_GIVEN DATA_:
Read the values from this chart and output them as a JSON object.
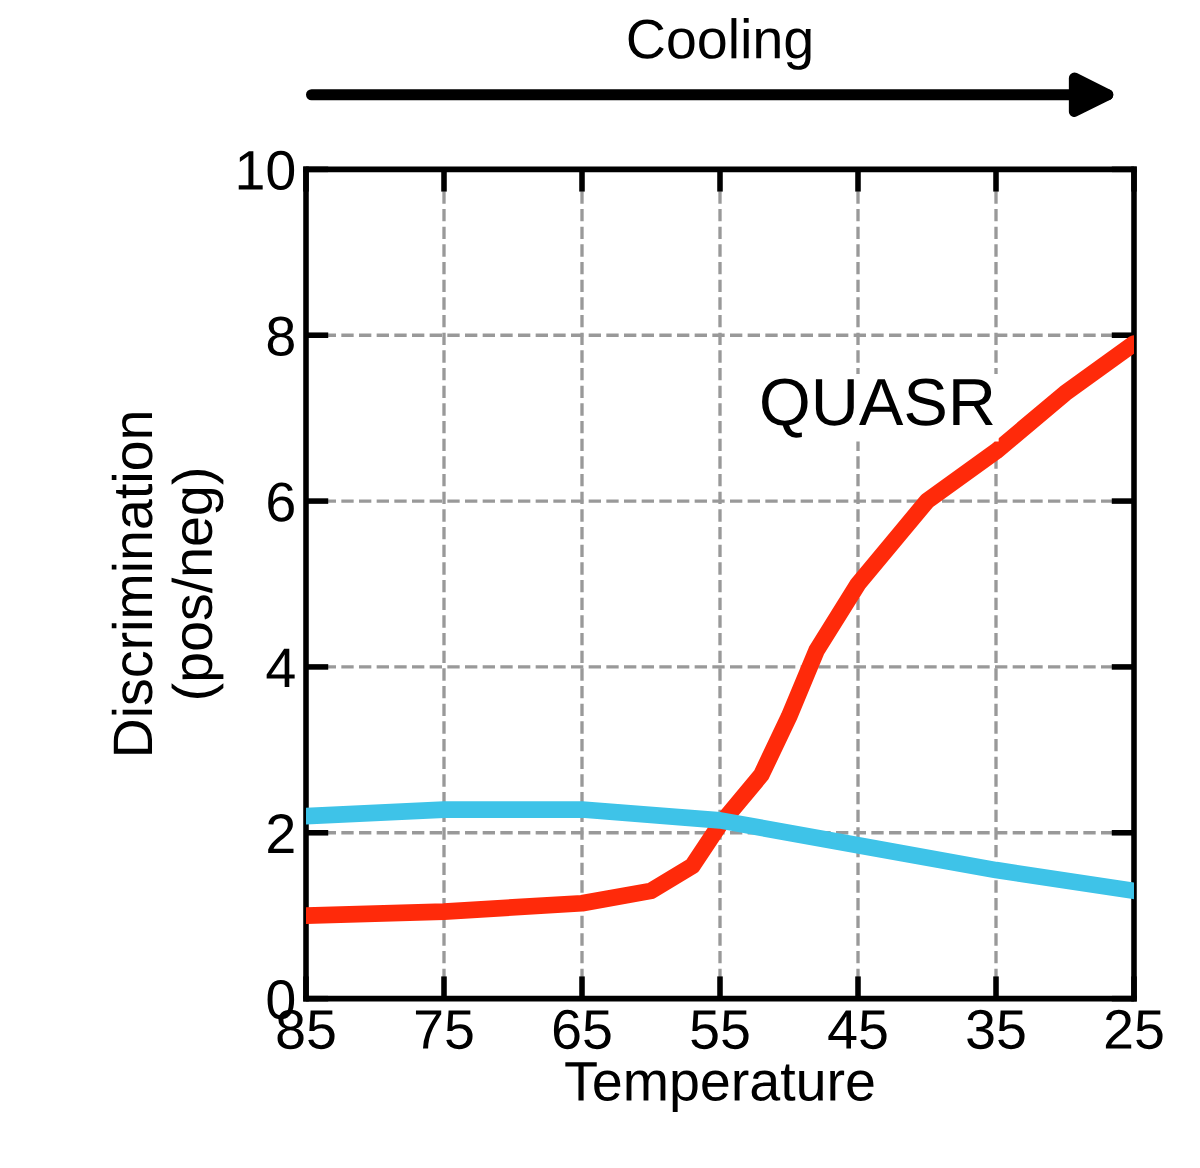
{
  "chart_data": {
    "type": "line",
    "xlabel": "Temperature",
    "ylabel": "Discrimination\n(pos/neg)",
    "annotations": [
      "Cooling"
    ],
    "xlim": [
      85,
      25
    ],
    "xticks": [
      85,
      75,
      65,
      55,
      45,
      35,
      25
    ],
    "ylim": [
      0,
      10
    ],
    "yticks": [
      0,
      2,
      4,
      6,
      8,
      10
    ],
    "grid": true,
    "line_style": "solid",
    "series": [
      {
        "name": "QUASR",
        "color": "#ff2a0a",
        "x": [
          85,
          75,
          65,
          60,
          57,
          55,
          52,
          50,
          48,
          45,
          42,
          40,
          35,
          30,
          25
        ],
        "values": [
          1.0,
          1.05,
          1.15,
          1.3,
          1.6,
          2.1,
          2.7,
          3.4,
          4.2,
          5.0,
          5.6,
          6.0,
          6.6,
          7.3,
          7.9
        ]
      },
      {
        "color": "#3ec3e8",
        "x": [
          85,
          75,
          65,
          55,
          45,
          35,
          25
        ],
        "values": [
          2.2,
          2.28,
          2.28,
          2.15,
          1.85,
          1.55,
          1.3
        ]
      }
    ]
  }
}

_EXERCISE DETAILS_: The records above should be reproduced exactly, with no pictures included.

_OUTPUT FOR THIS EXERCISE_:
Read the values from this chart and output them as a JSON object.
{
  "chart_data": {
    "type": "line",
    "xlabel": "Temperature",
    "ylabel": "Discrimination\n(pos/neg)",
    "annotations": [
      "Cooling"
    ],
    "xlim": [
      85,
      25
    ],
    "xticks": [
      85,
      75,
      65,
      55,
      45,
      35,
      25
    ],
    "ylim": [
      0,
      10
    ],
    "yticks": [
      0,
      2,
      4,
      6,
      8,
      10
    ],
    "grid": true,
    "line_style": "solid",
    "series": [
      {
        "name": "QUASR",
        "color": "#ff2a0a",
        "x": [
          85,
          75,
          65,
          60,
          57,
          55,
          52,
          50,
          48,
          45,
          42,
          40,
          35,
          30,
          25
        ],
        "values": [
          1.0,
          1.05,
          1.15,
          1.3,
          1.6,
          2.1,
          2.7,
          3.4,
          4.2,
          5.0,
          5.6,
          6.0,
          6.6,
          7.3,
          7.9
        ]
      },
      {
        "color": "#3ec3e8",
        "x": [
          85,
          75,
          65,
          55,
          45,
          35,
          25
        ],
        "values": [
          2.2,
          2.28,
          2.28,
          2.15,
          1.85,
          1.55,
          1.3
        ]
      }
    ]
  }
}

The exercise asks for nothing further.